**Document text**
— Begin —

Who Escaped or Benefited from the Changes
The new laws are good for bingo operators, who run physical bingo halls such as Mecca Bingo, Buzz Bingo and Club3000, among others. Bingo, while historically popular, has been in a slow decline and the Autumn Budget gambling tax reforms are set to give these operators a lifeline. Another sector that escaped the hikes was the UK’s horse racing betting industry. Horse racing, which relies heavily on the proceeds from general and remote betting duty, did not receive a tax hike at landbased betting venues.
The British Horseracing Association heavily criticized any potential changes, even going as far as to stage a 1-day protest against any tax hikes. But fortunately, they will keep the same duty rate, and so the industry will not suffer as a result. Plus, it was exempt from the new Remote Betting Duty category, so online horse racing bets will also have the 15% rate.
Landbased casinos will keep the same duty bands, as will machine games duty – including landbased terminals and betting terminals. In anticipation of the worst, many UK high street betting shops closed, as a means for the main partners and brands to cut costs ahead of the 2025 Budget. It even prompted Flutter to relocate SkyBet to Malta, to mitigate overheads, workforce and other costs of operating out of the UK.
Treasury Revenue Expectations
The Treasury expects £1.6 bn in gambling tax revenue per year, compared to gambling data that suggests they will only make half that
The UK Treasury aimed to free up £15 billion from the tax measures and efficiency savings, of which an estimated £1.6 billion per year would come from gambling tax hikes. Gambling alone would account for just over 10.6% of the fiscal headroom, according to the Office of Budgetary Responsibility.
It is not an unrealistic expectation, but the Treasury automatically assumes that the traffic and interest in licensed iGaming sites and platforms will continue to grow at the rate they are. They made their calculations on forecasts based on the organic growth, consistent player wagers, hold percentages, and gross gambling yield figures. Insiders, however, are far more pessimistic about the changes. They reckon that further down the line, as the taxes are implemented and operators are forced to diminish the quality of their products, players will turn to the UK’s black market.
Pessimistic Insider Forecasts
The average UK casino gamer or sports bettor is probably not that interested in remote gaming duty rates, operational costs and behind-the-scenes movements in the iGaming world. But when there are changes that impact their favourite slots, preferred table games, or their sports bets, then the market reacts. And public sentiment can greatly impact the GGR of the UK’s sports betting and casino gaming platforms.

— End —

**Written problem**
Echo the passage from the gambling tax text, starting at "Landbased casinos will" and ending at "of Budgetary Responsibility.". The entries that come after this text have nothing to do with this part.

**Entries**
— Begin —

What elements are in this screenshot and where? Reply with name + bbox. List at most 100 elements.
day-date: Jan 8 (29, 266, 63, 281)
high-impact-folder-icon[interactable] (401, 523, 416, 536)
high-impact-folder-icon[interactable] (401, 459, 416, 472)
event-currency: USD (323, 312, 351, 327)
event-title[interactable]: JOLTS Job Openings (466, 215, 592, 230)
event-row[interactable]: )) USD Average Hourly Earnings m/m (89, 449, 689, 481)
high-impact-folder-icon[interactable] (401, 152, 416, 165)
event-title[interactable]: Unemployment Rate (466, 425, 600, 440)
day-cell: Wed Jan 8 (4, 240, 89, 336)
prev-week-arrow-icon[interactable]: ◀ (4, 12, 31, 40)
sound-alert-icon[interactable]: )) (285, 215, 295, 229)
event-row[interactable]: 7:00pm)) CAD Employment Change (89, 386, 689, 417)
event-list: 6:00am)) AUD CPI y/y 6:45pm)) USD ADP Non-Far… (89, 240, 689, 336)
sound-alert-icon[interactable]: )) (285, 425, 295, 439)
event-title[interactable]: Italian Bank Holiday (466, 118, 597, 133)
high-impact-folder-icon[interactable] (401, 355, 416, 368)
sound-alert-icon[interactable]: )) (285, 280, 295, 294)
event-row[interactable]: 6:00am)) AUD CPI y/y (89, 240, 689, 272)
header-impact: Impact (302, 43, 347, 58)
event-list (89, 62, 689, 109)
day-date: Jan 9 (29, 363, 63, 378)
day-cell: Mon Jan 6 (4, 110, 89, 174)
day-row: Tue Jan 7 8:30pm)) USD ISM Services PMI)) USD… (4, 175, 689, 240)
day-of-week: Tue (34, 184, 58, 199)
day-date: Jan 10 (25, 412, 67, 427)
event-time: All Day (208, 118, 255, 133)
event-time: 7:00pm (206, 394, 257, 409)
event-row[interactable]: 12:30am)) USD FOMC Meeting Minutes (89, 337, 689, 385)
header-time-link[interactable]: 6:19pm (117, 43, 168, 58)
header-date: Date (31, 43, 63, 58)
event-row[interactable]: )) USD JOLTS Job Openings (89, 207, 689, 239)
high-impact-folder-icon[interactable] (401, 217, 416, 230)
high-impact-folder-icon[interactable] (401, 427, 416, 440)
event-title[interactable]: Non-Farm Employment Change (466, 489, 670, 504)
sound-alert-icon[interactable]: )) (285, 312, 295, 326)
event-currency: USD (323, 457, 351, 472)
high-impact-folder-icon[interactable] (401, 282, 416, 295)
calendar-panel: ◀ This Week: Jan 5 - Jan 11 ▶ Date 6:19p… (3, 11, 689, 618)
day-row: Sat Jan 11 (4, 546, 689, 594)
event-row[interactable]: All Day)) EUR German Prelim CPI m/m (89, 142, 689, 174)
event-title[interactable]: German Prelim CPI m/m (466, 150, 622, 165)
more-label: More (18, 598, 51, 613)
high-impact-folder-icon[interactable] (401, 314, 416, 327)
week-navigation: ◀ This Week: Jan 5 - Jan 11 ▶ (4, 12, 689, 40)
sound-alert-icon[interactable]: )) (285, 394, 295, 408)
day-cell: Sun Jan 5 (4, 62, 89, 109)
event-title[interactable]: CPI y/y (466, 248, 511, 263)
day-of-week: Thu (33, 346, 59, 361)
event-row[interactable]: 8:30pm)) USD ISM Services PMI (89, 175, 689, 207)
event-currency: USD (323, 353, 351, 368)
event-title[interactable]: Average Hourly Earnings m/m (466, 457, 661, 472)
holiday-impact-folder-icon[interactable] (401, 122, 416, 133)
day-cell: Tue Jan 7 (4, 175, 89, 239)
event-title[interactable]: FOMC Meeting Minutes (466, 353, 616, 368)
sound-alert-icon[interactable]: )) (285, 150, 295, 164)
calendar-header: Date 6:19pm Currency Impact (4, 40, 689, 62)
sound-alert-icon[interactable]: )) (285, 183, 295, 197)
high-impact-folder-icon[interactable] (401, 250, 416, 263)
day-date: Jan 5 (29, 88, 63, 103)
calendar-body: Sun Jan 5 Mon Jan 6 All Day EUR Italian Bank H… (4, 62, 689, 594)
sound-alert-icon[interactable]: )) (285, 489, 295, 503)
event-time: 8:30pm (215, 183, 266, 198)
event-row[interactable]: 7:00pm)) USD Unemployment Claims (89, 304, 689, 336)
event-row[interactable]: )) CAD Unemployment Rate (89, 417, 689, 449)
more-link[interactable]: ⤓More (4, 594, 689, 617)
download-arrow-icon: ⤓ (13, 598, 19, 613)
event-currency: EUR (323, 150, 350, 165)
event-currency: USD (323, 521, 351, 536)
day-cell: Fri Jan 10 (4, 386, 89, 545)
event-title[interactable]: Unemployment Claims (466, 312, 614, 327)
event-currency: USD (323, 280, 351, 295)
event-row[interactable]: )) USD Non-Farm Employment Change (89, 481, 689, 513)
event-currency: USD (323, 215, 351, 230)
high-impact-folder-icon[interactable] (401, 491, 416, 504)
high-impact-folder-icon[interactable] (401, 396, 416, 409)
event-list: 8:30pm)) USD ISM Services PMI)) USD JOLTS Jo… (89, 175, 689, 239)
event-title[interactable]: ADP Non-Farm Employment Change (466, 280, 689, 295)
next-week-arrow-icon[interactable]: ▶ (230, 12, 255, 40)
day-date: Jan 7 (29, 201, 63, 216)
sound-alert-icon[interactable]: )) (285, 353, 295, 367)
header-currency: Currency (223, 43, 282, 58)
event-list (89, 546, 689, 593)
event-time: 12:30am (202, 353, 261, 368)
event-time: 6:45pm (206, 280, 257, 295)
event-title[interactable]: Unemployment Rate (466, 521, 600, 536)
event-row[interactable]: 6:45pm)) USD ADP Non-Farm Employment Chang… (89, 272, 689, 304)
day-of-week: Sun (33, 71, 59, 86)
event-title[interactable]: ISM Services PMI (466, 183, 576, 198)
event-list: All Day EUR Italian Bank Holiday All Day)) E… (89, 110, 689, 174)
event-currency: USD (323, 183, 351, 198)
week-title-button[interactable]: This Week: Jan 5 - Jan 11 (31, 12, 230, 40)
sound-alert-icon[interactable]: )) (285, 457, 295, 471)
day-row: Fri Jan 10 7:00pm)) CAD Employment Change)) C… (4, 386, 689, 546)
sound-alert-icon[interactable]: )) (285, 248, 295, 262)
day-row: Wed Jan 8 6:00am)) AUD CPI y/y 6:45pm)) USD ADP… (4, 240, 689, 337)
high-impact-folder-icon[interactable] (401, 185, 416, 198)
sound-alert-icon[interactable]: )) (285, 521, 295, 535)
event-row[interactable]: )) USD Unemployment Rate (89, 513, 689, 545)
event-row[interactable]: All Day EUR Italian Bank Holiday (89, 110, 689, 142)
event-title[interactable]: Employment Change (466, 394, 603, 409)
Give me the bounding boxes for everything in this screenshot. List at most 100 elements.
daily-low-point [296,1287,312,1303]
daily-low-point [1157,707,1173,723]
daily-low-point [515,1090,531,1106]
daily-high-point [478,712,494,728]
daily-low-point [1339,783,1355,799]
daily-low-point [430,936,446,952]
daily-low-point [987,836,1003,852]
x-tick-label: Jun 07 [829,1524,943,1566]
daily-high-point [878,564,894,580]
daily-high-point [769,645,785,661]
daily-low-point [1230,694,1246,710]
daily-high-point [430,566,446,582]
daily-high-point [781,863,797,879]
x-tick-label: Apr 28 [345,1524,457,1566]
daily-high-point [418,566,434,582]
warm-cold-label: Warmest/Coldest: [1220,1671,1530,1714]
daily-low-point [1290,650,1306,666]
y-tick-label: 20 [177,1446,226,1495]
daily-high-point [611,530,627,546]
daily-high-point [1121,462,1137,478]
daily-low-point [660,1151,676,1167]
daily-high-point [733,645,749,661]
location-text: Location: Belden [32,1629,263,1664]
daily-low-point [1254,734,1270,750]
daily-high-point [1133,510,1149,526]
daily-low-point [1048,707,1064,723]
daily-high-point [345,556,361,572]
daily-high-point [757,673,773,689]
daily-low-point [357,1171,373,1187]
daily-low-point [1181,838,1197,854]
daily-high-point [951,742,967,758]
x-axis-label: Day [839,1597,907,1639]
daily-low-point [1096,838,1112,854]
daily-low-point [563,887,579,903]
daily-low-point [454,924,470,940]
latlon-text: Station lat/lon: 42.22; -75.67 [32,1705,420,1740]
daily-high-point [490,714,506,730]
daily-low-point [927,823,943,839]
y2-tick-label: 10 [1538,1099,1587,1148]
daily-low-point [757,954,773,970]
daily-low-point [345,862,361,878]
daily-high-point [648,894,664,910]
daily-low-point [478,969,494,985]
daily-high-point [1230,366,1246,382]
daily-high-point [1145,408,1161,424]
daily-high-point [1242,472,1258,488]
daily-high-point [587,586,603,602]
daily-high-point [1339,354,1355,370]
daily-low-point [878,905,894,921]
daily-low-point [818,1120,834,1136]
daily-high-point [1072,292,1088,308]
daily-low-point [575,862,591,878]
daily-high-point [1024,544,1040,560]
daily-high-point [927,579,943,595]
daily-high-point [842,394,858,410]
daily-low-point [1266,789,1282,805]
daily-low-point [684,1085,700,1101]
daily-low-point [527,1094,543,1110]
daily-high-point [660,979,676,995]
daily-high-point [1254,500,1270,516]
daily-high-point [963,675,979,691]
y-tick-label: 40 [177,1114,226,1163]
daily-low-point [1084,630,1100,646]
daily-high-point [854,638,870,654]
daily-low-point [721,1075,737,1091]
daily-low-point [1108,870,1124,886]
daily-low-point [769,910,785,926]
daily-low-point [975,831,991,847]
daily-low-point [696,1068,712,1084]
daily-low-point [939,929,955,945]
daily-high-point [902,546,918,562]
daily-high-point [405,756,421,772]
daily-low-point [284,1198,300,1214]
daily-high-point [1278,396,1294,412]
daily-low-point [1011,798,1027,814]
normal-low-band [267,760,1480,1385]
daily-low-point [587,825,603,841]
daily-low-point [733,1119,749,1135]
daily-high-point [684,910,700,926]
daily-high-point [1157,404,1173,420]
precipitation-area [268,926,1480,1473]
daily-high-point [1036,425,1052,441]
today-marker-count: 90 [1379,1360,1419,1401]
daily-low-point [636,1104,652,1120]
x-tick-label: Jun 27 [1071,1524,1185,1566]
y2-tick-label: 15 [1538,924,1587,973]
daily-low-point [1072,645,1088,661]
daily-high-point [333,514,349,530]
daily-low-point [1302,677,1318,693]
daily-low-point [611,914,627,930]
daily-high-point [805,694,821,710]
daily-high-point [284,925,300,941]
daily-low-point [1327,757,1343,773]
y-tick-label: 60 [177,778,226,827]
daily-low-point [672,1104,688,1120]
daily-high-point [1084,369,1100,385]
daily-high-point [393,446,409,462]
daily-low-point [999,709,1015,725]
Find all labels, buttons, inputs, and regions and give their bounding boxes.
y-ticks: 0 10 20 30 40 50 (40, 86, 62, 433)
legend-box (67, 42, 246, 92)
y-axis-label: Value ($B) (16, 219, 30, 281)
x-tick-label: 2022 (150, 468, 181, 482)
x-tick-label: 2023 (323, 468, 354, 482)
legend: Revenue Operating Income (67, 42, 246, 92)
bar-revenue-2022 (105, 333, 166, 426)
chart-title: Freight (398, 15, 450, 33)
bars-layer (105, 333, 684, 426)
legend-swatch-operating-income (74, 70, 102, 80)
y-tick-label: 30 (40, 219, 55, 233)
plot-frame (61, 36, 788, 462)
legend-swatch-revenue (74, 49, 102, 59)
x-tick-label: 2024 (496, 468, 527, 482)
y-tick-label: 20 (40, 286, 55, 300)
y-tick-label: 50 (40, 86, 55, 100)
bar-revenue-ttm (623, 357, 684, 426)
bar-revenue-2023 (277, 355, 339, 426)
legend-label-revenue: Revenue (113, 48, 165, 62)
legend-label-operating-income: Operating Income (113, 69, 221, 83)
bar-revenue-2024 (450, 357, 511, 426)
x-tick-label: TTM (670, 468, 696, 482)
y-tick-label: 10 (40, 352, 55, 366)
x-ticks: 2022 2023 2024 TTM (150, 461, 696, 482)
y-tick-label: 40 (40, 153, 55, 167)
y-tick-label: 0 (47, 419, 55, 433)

— End —

**Answer**
Landbased casinos will keep the same duty bands, as will machine games duty – including landbased terminals and betting terminals. In anticipation of the worst, many UK high street betting shops closed, as a means for the main partners and brands to cut costs ahead of the 2025 Budget. It even prompted Flutter to relocate SkyBet to Malta, to mitigate overheads, workforce and other costs of operating out of the UK.
Treasury Revenue Expectations
The Treasury expects £1.6 bn in gambling tax revenue per year, compared to gambling data that suggests they will only make half that
The UK Treasury aimed to free up £15 billion from the tax measures and efficiency savings, of which an estimated £1.6 billion per year would come from gambling tax hikes. Gambling alone would account for just over 10.6% of the fiscal headroom, according to the Office of Budgetary Responsibility.